• Supplied text:
Level 2 (mid-level) evidence
Prescription opioid and heroin dependence is a major public health problem, with an estimated 15.6 million problem-opioid users worldwide (WHO 2009). Illicit opioid use is associated with a number of comorbidities and complications that may require the user to seek care in the emergency department (ED), making the ED an important link between dependent users and potential treatment options. Referral to addiction treatment programs is the most common option available to physicians encountering patients with opioid dependence in the ED. Brief interventions in primary care or ED settings have shown promise at reducing alcohol misuse (Ann Emerg Med. 2012;60:181-192; Cochrane Database Syst Rev. 2007;:CD004148), but it is unknown if similar interventions would be helpful for initiating treatment in patients with opioid dependence. A recent randomized trial compared 3 interventions in 329 patients (mean, age 31 years; 76% male) presenting to the ED with opioid dependence: treatment referral, brief intervention plus facilitated referral, and brief intervention plus ED-initiated buprenorphine/naloxone treatment plus referral (JAMA. 2015;313:1636-1644).

• Records provided:
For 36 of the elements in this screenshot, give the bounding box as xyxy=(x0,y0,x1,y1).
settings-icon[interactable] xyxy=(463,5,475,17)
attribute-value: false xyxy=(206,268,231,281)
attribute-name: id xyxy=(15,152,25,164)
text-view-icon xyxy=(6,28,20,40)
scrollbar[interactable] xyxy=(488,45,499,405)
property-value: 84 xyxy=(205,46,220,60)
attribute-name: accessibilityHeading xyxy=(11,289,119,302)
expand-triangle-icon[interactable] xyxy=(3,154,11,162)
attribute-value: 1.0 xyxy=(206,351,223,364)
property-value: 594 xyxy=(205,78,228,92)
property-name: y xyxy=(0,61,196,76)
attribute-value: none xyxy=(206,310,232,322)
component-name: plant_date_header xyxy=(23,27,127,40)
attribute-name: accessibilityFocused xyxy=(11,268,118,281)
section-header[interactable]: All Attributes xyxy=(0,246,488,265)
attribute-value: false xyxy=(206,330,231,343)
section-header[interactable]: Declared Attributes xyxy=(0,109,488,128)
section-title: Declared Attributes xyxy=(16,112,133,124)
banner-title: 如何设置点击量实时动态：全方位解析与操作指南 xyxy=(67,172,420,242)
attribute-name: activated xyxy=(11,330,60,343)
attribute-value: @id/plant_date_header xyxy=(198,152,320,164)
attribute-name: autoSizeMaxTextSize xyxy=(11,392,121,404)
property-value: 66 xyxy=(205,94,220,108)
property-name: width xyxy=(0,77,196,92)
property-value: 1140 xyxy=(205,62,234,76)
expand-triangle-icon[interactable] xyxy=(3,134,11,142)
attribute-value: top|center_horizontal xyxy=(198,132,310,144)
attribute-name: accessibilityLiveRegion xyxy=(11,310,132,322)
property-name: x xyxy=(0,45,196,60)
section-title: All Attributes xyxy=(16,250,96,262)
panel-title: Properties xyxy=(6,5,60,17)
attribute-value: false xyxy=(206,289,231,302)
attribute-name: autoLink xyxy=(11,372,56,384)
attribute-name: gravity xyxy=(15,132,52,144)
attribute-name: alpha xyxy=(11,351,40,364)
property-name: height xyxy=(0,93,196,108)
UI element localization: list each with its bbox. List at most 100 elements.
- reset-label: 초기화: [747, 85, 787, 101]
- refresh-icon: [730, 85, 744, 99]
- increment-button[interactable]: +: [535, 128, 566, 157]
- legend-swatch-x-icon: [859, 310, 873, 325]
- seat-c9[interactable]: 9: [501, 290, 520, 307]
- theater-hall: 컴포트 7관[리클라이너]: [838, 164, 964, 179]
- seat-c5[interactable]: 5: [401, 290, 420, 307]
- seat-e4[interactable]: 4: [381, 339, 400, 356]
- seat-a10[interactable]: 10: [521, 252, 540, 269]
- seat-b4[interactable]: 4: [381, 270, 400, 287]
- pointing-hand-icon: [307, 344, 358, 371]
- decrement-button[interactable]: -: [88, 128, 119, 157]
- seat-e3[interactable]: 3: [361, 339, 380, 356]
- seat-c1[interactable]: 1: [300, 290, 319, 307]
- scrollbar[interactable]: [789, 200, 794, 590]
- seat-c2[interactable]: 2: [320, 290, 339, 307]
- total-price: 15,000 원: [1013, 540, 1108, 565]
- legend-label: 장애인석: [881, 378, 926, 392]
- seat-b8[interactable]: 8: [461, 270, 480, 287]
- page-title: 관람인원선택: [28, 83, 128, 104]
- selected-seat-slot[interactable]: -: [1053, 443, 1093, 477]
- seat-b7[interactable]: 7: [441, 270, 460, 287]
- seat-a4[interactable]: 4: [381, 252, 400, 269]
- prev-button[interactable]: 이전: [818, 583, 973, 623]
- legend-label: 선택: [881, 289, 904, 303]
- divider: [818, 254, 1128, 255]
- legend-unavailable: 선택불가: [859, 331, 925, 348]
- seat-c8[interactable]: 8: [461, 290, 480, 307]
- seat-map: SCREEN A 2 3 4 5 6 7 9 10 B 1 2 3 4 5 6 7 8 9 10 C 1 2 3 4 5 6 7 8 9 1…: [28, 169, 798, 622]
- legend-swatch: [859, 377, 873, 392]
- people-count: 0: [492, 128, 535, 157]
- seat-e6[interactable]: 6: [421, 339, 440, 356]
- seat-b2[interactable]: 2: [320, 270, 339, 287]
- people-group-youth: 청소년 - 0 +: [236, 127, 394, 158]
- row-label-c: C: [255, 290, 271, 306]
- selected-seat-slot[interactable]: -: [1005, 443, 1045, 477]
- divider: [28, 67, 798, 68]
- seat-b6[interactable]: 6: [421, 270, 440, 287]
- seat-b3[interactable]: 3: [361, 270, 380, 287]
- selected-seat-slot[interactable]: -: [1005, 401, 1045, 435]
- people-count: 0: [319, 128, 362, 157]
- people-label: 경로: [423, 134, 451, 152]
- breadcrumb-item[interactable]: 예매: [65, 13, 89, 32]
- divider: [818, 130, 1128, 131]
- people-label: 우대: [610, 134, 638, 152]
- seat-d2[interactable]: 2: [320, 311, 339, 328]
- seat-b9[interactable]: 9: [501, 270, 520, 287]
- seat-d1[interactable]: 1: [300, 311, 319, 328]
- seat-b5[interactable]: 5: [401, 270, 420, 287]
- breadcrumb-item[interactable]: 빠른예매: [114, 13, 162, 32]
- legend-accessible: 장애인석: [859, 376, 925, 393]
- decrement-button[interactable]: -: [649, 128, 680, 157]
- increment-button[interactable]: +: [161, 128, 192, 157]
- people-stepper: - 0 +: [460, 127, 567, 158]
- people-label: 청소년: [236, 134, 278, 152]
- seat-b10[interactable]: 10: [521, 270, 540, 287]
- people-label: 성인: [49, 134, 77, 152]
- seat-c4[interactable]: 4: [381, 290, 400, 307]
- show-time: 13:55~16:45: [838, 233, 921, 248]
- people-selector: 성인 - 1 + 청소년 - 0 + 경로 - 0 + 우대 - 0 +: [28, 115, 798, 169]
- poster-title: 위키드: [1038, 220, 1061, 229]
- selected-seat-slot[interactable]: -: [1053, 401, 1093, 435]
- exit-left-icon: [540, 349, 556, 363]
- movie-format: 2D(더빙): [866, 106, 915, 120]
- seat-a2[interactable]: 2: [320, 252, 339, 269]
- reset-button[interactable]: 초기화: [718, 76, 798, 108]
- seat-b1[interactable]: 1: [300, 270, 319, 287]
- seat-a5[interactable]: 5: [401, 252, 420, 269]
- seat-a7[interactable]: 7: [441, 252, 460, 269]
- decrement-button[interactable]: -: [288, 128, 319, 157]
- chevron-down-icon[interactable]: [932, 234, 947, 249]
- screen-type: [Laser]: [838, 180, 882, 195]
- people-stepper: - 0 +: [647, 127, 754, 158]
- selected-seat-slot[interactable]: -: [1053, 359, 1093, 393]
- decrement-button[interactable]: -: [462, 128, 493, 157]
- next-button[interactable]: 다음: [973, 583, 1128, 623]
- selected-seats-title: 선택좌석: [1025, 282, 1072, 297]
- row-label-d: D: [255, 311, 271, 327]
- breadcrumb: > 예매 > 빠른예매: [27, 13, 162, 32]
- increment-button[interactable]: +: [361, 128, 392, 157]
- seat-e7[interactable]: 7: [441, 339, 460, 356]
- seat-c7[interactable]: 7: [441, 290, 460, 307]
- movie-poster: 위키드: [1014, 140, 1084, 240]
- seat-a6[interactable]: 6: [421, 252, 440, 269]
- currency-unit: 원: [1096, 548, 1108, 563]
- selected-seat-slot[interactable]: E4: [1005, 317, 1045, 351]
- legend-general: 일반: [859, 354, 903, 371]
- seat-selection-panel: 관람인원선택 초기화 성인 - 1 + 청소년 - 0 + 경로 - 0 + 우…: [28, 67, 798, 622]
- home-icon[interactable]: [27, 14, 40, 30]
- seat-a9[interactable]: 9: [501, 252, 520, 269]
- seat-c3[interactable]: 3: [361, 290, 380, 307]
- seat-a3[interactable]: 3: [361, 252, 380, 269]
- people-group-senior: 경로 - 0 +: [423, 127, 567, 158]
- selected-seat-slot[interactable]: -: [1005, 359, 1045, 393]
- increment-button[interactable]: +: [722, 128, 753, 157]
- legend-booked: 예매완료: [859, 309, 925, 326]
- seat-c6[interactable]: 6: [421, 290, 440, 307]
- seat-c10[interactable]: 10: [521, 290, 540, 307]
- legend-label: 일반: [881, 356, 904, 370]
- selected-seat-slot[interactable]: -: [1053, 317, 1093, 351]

• Directions for this task:
Reproduce the opioid-dependence text above in full, word for word.

• Task answer:
Level 2 (mid-level) evidence
Prescription opioid and heroin dependence is a major public health problem, with an estimated 15.6 million problem-opioid users worldwide (WHO 2009). Illicit opioid use is associated with a number of comorbidities and complications that may require the user to seek care in the emergency department (ED), making the ED an important link between dependent users and potential treatment options. Referral to addiction treatment programs is the most common option available to physicians encountering patients with opioid dependence in the ED. Brief interventions in primary care or ED settings have shown promise at reducing alcohol misuse (Ann Emerg Med. 2012;60:181-192; Cochrane Database Syst Rev. 2007;:CD004148), but it is unknown if similar interventions would be helpful for initiating treatment in patients with opioid dependence. A recent randomized trial compared 3 interventions in 329 patients (mean, age 31 years; 76% male) presenting to the ED with opioid dependence: treatment referral, brief intervention plus facilitated referral, and brief intervention plus ED-initiated buprenorphine/naloxone treatment plus referral (JAMA. 2015;313:1636-1644).